TESTO ESTRATTO:
# # # # # # #

Se muore il capo, la partita si riapre. È la corsa cinica al successo, quella corsa insensata dentro la quale ci getta la logica del mondo. E piuttosto che pensare a migliorare noi stessi, siamo ossessionati dal diventare i migliori.
Questa logica della competizione non si accorda con la sofferenza: il nostro obiettivo è mettere la bandierina sulla preda vestiti da Superman. Gesù invece si presenta come uno sconfitto e un perdente, uno che cade e soffre, uno escluso e umiliato. Gesù è molto lontano dal protagonista del libro Cuore, quel libro che ha occupato gran parte dei miei incubi da bambino, perché mi veniva l’ansia pensando di dover essere tutta la vita come De Rossi, l’alunno che arriva sempre prima, ma che viene sconfitto proprio nell’ultimo esame.
Gesù invece è l’uomo che sprofonda: prima di salire a Gerusalemme, Gesù accetta di scendere nelle miserie umane, e se non fosse sceso lì non avrebbe mai incontrato tutti gli sprofondati della terra, gli umiliati e i perdenti.

# # # # # # #

ESTRATTO DEI DATI:
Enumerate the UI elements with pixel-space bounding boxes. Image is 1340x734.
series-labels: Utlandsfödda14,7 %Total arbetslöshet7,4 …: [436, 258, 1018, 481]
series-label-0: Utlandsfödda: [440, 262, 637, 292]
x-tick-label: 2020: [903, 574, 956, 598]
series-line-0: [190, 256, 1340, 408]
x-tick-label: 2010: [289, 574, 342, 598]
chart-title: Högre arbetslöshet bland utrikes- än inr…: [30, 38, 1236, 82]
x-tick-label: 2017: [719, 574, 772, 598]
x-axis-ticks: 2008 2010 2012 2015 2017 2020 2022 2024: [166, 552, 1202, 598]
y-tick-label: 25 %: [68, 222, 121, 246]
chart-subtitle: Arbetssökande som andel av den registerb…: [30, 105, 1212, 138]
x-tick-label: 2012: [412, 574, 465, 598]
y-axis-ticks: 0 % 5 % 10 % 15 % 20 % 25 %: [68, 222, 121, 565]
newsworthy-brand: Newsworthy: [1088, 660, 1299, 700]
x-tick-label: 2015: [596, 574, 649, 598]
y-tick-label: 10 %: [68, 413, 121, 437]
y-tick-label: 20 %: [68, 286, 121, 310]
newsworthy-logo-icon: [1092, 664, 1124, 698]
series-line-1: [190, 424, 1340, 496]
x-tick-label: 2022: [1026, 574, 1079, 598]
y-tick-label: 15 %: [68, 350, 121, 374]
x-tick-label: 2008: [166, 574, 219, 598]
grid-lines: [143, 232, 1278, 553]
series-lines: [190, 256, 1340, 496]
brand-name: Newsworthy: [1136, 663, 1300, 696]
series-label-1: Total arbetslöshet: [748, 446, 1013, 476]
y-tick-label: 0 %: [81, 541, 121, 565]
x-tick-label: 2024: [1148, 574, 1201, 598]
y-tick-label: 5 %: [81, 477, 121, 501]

# # # # # # #

PROBLEMA DA SVOLGERE:
Rispondi a queste domande sul testo estratto:
1. Invece di pensare a migliorare noi stessi, da cosa siamo ossessionati?
2. In quale esame viene sconfitto De Rossi, l'alunno del libro Cuore?
3. Che cosa accetta di fare Gesù prima di salire a Gerusalemme?
L'elenco non ha niente a che fare con il testo estratto.

RISPOSTA AL COMPITO:
1. Dal diventare i migliori.
2. Proprio nell'ultimo esame.
3. Accetta di scendere nelle miserie umane.